◆ **AIM**:
Read the data and repeat it in full, exactly.

[Data entries for graphics]

* START *

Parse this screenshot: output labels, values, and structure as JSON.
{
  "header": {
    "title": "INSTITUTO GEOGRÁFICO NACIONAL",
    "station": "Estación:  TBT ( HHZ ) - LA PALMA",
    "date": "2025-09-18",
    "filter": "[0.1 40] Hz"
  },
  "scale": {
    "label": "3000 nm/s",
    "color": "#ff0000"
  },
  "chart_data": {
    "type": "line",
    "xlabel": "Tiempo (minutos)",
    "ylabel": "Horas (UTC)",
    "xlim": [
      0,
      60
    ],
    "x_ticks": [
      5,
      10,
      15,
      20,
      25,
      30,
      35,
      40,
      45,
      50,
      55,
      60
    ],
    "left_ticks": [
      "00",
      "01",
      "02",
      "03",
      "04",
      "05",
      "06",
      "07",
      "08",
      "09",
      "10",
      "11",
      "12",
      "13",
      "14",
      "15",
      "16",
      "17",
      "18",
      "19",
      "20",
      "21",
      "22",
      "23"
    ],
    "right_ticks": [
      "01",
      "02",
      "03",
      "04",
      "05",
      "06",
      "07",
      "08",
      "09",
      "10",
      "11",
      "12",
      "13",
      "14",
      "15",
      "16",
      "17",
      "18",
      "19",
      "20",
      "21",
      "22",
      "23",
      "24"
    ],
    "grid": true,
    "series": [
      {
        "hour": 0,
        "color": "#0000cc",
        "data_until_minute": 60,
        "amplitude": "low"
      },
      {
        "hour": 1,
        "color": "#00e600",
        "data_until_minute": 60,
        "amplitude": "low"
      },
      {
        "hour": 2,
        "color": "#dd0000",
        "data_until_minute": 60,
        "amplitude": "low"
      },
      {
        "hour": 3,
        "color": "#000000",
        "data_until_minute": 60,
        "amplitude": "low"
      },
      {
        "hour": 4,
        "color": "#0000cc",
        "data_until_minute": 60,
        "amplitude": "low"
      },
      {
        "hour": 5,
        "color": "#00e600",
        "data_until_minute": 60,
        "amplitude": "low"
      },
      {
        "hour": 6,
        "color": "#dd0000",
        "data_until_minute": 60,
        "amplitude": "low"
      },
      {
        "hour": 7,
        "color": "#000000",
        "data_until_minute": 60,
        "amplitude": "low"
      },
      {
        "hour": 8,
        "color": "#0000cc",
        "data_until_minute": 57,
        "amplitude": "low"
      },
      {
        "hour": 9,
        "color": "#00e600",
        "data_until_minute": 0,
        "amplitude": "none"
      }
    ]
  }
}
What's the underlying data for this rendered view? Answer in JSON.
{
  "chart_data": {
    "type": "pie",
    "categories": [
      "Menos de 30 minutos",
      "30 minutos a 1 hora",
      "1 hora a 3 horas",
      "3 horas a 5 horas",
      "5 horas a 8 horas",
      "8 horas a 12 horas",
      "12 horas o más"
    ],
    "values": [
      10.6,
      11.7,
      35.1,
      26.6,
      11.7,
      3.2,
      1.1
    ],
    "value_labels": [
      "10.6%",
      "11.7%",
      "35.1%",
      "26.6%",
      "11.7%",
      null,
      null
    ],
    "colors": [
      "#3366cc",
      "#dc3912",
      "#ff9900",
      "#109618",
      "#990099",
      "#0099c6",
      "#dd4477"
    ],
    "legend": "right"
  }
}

* END *

◆ **SOLUTION FOR THIS TASK**:
Parse this screenshot: output labels, values, and structure as JSON.
{
  "header": {
    "title": "INSTITUTO GEOGRÁFICO NACIONAL",
    "station": "Estación:  TBT ( HHZ ) - LA PALMA",
    "date": "2025-09-18",
    "filter": "[0.1 40] Hz"
  },
  "scale": {
    "label": "3000 nm/s",
    "color": "#ff0000"
  },
  "chart_data": {
    "type": "line",
    "xlabel": "Tiempo (minutos)",
    "ylabel": "Horas (UTC)",
    "xlim": [
      0,
      60
    ],
    "x_ticks": [
      5,
      10,
      15,
      20,
      25,
      30,
      35,
      40,
      45,
      50,
      55,
      60
    ],
    "left_ticks": [
      "00",
      "01",
      "02",
      "03",
      "04",
      "05",
      "06",
      "07",
      "08",
      "09",
      "10",
      "11",
      "12",
      "13",
      "14",
      "15",
      "16",
      "17",
      "18",
      "19",
      "20",
      "21",
      "22",
      "23"
    ],
    "right_ticks": [
      "01",
      "02",
      "03",
      "04",
      "05",
      "06",
      "07",
      "08",
      "09",
      "10",
      "11",
      "12",
      "13",
      "14",
      "15",
      "16",
      "17",
      "18",
      "19",
      "20",
      "21",
      "22",
      "23",
      "24"
    ],
    "grid": true,
    "series": [
      {
        "hour": 0,
        "color": "#0000cc",
        "data_until_minute": 60,
        "amplitude": "low"
      },
      {
        "hour": 1,
        "color": "#00e600",
        "data_until_minute": 60,
        "amplitude": "low"
      },
      {
        "hour": 2,
        "color": "#dd0000",
        "data_until_minute": 60,
        "amplitude": "low"
      },
      {
        "hour": 3,
        "color": "#000000",
        "data_until_minute": 60,
        "amplitude": "low"
      },
      {
        "hour": 4,
        "color": "#0000cc",
        "data_until_minute": 60,
        "amplitude": "low"
      },
      {
        "hour": 5,
        "color": "#00e600",
        "data_until_minute": 60,
        "amplitude": "low"
      },
      {
        "hour": 6,
        "color": "#dd0000",
        "data_until_minute": 60,
        "amplitude": "low"
      },
      {
        "hour": 7,
        "color": "#000000",
        "data_until_minute": 60,
        "amplitude": "low"
      },
      {
        "hour": 8,
        "color": "#0000cc",
        "data_until_minute": 57,
        "amplitude": "low"
      },
      {
        "hour": 9,
        "color": "#00e600",
        "data_until_minute": 0,
        "amplitude": "none"
      }
    ]
  }
}
What's the underlying data for this rendered view? Answer in JSON.
{
  "chart_data": {
    "type": "pie",
    "categories": [
      "Menos de 30 minutos",
      "30 minutos a 1 hora",
      "1 hora a 3 horas",
      "3 horas a 5 horas",
      "5 horas a 8 horas",
      "8 horas a 12 horas",
      "12 horas o más"
    ],
    "values": [
      10.6,
      11.7,
      35.1,
      26.6,
      11.7,
      3.2,
      1.1
    ],
    "value_labels": [
      "10.6%",
      "11.7%",
      "35.1%",
      "26.6%",
      "11.7%",
      null,
      null
    ],
    "colors": [
      "#3366cc",
      "#dc3912",
      "#ff9900",
      "#109618",
      "#990099",
      "#0099c6",
      "#dd4477"
    ],
    "legend": "right"
  }
}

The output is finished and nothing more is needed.